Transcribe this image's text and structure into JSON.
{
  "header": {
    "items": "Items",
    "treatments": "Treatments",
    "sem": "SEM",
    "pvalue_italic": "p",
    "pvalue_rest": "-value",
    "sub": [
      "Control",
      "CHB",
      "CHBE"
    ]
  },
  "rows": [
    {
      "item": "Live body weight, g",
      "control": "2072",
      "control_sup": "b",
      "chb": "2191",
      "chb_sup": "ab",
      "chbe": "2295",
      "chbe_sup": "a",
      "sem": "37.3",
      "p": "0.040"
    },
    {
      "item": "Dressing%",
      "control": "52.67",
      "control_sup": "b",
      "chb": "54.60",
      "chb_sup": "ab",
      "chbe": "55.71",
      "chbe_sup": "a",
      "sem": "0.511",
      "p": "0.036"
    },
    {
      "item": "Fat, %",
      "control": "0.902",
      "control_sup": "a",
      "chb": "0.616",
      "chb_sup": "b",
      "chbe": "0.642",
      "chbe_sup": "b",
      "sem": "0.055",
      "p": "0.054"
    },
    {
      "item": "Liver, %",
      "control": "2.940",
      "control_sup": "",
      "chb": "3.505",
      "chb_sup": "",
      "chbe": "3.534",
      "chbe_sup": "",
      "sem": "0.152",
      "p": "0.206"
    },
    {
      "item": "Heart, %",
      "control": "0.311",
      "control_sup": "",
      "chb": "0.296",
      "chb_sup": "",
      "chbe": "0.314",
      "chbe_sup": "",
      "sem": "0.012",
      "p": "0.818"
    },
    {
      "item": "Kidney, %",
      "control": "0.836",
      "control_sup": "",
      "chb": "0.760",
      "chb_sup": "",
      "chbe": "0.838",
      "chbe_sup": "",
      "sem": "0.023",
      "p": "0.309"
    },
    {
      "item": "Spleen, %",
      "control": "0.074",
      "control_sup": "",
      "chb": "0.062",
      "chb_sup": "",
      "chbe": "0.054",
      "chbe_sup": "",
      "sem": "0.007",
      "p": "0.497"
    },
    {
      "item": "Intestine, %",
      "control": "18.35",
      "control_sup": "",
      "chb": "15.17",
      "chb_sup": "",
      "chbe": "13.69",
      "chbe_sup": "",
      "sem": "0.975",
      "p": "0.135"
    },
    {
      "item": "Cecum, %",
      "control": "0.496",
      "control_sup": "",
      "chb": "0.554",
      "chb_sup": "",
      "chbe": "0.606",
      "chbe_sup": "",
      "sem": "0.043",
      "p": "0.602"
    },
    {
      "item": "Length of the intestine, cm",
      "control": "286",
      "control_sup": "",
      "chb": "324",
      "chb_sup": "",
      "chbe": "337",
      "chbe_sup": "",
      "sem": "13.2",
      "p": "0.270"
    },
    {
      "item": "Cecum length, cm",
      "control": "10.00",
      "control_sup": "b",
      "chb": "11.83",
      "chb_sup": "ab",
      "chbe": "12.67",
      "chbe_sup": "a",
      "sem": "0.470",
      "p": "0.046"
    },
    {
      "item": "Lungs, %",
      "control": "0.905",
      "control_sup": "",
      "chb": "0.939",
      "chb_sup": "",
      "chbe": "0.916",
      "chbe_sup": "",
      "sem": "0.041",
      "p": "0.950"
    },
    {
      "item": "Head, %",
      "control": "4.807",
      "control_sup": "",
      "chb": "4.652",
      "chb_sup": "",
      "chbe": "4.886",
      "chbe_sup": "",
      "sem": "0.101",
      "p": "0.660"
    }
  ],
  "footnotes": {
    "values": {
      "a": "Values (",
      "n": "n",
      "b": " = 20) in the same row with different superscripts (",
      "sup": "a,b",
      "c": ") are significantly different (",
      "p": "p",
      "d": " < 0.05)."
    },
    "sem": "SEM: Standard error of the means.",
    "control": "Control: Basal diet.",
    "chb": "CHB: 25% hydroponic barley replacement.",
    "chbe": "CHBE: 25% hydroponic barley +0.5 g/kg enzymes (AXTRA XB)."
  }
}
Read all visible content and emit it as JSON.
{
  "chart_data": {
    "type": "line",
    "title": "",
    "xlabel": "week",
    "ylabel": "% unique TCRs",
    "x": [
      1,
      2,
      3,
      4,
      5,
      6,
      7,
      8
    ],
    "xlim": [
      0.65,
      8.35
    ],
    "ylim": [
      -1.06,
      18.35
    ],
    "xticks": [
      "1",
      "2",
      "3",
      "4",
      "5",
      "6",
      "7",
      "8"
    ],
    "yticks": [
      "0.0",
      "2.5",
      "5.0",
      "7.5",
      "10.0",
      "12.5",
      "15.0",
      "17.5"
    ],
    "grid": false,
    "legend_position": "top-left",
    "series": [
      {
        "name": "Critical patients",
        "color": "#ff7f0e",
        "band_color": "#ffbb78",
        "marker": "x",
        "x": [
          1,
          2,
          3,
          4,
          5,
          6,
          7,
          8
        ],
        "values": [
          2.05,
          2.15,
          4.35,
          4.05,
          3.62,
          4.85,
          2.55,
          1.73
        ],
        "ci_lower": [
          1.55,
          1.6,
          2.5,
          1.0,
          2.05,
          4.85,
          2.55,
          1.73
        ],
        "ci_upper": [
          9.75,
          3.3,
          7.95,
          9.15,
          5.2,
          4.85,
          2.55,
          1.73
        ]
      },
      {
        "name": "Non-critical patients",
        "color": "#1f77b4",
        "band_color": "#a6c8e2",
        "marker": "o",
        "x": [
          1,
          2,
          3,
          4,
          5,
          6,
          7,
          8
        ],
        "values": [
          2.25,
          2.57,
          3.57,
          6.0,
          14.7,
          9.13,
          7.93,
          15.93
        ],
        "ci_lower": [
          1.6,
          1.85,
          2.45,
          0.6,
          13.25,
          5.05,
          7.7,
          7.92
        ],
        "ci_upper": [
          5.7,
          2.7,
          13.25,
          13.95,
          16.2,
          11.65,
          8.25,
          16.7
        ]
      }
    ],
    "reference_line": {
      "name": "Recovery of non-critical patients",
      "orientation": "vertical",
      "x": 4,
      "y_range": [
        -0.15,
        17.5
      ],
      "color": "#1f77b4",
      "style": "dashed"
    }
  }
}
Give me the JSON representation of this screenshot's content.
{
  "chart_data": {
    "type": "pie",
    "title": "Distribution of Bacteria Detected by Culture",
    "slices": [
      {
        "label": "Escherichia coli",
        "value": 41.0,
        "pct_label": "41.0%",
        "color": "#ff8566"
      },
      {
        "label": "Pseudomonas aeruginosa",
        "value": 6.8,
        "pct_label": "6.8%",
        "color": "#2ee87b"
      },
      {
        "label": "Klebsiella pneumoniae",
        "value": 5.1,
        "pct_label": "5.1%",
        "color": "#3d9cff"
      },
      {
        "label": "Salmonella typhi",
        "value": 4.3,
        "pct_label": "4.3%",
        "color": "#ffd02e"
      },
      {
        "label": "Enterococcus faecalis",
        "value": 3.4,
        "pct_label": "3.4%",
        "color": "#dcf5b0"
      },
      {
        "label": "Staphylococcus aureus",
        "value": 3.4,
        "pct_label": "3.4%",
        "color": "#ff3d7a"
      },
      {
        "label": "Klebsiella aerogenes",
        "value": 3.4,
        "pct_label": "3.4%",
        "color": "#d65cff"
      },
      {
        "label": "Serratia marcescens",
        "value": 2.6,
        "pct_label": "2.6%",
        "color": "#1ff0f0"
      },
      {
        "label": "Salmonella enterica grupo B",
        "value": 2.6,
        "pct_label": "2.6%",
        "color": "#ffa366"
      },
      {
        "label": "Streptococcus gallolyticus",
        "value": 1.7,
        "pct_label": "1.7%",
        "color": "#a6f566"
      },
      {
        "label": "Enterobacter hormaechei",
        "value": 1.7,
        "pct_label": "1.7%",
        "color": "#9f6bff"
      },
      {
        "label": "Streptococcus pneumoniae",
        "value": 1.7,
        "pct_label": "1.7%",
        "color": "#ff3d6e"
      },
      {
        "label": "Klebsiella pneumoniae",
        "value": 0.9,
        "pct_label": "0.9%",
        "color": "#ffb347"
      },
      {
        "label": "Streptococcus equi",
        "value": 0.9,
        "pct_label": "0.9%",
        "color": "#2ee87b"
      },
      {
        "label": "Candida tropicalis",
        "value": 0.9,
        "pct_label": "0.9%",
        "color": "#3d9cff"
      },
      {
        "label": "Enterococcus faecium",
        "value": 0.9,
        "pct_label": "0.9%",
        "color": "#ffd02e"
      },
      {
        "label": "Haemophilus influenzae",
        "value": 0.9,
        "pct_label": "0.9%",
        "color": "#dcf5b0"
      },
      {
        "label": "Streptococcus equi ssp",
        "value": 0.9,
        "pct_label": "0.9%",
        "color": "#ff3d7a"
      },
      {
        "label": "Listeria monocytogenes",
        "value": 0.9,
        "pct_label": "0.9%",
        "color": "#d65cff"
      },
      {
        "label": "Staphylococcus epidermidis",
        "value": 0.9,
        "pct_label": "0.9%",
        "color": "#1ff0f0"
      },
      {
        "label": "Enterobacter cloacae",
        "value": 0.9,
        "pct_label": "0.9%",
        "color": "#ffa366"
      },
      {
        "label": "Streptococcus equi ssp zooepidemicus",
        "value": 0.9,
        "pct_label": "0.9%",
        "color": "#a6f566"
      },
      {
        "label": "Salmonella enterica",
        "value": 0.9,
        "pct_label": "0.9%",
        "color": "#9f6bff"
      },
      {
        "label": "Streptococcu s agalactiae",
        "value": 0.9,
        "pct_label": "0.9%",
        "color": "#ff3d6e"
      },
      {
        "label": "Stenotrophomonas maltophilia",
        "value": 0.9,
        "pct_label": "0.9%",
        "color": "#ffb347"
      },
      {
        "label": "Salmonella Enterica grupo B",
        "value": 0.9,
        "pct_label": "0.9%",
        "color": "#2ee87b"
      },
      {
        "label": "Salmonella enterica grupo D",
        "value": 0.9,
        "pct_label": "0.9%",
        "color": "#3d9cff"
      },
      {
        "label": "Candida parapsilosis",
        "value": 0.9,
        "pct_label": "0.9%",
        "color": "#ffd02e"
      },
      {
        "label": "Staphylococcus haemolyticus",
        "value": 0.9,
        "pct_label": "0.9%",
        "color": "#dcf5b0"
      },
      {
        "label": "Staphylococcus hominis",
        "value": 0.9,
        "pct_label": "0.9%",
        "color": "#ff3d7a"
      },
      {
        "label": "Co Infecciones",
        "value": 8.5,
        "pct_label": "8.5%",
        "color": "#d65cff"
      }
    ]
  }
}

● Your instructions: I need each line of the entries that holds the string "Staphylococcus" located and copied.

● Response:
        "label": "Staphylococcus aureus",
        "label": "Staphylococcus epidermidis",
        "label": "Staphylococcus haemolyticus",
        "label": "Staphylococcus hominis",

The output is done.